■ **Stated exercise**:
Locate and copy all lines bearing the word "footer".

————————

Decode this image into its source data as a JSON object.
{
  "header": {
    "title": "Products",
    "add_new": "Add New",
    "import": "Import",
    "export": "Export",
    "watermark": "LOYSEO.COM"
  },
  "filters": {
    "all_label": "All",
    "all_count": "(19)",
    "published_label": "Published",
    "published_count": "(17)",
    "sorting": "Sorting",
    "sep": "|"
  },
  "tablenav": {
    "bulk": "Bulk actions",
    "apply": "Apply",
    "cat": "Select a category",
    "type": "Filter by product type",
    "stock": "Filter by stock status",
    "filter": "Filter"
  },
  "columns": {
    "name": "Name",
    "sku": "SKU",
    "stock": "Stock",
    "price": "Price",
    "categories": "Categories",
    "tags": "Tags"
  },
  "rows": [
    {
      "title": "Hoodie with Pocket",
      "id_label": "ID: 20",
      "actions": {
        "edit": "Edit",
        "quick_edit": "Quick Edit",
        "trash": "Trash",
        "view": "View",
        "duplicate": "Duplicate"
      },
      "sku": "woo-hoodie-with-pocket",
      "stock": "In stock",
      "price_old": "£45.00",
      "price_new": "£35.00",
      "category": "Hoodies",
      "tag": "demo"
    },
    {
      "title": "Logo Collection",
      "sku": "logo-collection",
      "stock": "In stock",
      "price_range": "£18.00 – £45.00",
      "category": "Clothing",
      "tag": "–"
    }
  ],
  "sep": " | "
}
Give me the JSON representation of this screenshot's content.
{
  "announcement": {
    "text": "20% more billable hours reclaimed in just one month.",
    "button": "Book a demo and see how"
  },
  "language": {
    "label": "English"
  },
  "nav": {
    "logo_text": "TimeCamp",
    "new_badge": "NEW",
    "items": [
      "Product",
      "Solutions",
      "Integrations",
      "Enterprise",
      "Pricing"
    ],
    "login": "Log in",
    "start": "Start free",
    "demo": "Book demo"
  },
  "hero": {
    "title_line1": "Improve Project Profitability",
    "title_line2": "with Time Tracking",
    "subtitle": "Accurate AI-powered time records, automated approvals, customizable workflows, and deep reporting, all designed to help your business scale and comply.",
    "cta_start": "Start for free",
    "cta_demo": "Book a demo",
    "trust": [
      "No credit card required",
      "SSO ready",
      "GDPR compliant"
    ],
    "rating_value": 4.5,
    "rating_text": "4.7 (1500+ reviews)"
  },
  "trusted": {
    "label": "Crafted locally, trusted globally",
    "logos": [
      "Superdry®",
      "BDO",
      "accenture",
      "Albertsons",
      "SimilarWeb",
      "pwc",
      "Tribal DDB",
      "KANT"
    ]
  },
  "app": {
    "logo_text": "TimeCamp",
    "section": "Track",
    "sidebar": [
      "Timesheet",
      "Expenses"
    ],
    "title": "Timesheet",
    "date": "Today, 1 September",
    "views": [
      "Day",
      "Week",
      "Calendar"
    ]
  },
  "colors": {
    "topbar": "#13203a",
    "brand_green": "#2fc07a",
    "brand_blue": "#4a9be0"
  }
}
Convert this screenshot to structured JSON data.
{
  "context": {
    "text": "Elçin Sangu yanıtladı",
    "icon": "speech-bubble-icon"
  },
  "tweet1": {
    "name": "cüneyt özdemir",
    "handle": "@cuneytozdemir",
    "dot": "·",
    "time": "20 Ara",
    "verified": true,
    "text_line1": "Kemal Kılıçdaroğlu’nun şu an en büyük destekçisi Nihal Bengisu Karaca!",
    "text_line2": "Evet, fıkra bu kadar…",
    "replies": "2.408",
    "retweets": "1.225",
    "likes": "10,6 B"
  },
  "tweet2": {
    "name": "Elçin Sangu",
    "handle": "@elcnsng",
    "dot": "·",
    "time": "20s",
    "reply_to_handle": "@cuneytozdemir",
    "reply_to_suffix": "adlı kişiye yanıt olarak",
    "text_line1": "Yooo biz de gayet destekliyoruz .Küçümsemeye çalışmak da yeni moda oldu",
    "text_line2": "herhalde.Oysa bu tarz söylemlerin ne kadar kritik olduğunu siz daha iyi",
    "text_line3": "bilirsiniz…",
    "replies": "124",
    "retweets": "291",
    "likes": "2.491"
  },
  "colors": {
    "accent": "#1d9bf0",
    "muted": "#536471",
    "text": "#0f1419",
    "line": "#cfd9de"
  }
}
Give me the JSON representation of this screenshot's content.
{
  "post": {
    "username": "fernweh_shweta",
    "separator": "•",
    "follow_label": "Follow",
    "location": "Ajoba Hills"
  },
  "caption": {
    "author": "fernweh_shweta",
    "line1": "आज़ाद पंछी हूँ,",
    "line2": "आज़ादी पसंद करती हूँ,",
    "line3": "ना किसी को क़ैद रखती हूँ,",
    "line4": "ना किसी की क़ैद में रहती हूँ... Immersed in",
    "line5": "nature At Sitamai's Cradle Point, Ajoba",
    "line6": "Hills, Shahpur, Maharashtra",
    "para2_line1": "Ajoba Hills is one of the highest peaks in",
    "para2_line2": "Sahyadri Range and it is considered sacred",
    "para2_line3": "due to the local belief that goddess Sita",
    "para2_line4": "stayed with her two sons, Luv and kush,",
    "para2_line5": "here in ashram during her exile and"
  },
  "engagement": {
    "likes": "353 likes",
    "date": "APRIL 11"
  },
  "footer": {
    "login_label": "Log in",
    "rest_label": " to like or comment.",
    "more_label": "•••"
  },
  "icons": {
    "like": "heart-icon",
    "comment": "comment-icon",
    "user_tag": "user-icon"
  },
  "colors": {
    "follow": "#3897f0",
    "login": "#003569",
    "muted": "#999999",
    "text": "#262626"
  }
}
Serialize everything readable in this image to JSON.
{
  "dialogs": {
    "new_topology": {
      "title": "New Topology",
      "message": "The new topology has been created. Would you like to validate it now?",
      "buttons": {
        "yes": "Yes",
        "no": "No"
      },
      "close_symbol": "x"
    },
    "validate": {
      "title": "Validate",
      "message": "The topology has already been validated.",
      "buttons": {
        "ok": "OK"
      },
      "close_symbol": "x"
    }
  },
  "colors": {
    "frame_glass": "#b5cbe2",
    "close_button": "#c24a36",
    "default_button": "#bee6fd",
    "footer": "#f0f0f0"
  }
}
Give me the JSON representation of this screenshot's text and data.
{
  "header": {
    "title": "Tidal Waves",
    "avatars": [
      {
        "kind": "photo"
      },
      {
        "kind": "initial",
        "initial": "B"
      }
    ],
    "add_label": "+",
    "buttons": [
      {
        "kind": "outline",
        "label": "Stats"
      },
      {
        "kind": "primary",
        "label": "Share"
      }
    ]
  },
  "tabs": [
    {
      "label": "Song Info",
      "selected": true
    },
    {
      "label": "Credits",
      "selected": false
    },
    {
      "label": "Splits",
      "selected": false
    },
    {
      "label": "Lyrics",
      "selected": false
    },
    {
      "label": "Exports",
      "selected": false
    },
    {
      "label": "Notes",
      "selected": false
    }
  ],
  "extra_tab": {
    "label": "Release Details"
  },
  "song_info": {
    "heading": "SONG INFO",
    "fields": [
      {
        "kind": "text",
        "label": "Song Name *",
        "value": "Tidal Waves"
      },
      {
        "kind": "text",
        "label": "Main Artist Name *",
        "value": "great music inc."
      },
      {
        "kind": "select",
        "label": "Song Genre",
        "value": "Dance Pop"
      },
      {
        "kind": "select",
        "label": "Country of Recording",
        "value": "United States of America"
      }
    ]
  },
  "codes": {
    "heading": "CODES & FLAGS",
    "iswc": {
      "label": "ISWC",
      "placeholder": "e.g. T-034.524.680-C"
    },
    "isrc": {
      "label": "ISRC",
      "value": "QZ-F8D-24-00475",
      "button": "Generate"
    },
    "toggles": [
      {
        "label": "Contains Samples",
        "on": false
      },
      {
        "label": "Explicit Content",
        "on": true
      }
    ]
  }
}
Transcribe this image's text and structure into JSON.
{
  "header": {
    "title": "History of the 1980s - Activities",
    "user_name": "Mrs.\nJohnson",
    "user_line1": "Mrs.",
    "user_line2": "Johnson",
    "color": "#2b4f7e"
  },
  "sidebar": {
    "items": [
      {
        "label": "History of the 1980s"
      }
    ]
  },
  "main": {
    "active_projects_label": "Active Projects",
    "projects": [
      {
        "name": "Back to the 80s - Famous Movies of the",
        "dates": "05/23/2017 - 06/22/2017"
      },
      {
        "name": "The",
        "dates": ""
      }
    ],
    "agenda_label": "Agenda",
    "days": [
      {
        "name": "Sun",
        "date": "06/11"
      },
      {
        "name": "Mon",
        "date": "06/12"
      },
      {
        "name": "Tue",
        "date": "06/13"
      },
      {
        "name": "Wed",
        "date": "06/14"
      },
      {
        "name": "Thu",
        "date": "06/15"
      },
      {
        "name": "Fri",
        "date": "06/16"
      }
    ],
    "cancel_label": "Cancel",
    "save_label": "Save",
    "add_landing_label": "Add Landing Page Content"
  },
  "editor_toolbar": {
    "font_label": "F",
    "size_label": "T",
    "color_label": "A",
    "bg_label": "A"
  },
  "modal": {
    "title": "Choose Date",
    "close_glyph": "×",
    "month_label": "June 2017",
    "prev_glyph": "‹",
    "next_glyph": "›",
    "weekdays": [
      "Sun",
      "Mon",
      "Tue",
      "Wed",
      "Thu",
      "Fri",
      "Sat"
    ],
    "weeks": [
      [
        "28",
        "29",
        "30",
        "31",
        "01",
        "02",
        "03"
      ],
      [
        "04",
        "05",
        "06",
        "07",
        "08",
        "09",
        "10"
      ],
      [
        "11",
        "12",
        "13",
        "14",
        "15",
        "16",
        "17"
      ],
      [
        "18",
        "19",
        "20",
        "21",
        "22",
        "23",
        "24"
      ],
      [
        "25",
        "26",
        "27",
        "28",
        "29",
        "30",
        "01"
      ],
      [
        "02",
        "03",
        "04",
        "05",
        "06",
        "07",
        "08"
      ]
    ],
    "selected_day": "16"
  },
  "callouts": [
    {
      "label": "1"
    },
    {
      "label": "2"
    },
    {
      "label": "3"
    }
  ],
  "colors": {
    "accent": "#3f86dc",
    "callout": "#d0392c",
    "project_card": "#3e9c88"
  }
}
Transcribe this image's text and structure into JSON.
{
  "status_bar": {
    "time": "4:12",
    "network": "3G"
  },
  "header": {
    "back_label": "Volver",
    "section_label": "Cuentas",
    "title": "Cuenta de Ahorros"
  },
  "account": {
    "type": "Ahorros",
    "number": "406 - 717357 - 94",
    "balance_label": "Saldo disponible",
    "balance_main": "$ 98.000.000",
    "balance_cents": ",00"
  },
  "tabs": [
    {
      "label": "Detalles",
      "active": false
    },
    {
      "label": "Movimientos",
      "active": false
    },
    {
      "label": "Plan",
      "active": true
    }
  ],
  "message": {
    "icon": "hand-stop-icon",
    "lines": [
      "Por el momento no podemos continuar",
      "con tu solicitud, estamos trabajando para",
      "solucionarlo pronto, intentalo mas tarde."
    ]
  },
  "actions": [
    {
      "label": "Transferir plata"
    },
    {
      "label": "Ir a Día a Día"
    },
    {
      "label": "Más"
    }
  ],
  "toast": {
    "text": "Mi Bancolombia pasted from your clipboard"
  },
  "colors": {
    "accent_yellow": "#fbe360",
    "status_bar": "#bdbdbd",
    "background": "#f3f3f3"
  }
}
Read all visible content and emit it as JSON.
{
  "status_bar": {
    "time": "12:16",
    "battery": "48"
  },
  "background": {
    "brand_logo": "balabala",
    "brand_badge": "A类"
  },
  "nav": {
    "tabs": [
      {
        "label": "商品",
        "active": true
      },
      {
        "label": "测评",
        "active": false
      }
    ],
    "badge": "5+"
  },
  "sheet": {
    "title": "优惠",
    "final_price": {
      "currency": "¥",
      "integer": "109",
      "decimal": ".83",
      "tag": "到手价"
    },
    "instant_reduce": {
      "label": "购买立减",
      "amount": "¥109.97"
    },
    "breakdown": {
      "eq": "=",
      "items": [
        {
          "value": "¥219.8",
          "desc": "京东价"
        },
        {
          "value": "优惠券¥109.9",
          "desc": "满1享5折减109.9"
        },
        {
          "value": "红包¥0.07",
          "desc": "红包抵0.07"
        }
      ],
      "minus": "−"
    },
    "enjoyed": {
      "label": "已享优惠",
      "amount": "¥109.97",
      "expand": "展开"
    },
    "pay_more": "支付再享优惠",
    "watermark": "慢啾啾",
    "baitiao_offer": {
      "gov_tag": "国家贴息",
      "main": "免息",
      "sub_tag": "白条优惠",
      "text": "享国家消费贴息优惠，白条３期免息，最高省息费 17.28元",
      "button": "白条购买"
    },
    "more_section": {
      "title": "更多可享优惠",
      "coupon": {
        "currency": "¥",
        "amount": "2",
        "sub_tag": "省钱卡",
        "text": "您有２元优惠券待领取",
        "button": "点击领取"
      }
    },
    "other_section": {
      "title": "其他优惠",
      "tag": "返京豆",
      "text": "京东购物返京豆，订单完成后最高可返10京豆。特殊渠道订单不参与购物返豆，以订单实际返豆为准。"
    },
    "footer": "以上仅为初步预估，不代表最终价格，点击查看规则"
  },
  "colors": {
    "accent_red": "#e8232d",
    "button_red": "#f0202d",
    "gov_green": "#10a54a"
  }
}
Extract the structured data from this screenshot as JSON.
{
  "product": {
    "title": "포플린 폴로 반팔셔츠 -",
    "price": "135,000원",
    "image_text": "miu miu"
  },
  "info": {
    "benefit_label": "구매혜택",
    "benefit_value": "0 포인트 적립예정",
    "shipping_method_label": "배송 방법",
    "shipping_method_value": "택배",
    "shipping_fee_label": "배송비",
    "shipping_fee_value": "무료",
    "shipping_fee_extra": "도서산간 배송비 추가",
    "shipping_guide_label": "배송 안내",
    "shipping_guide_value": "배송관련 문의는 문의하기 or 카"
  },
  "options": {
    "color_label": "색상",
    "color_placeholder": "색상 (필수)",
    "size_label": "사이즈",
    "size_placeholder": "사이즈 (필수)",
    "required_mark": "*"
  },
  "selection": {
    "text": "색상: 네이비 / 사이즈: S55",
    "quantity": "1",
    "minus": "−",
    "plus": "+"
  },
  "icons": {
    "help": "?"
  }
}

————————

■ **Reply to the exercise**:
  "footer": {
    "footer": "#f0f0f0"
    "footer": "以上仅为初步预估，不代表最终价格，点击查看规则"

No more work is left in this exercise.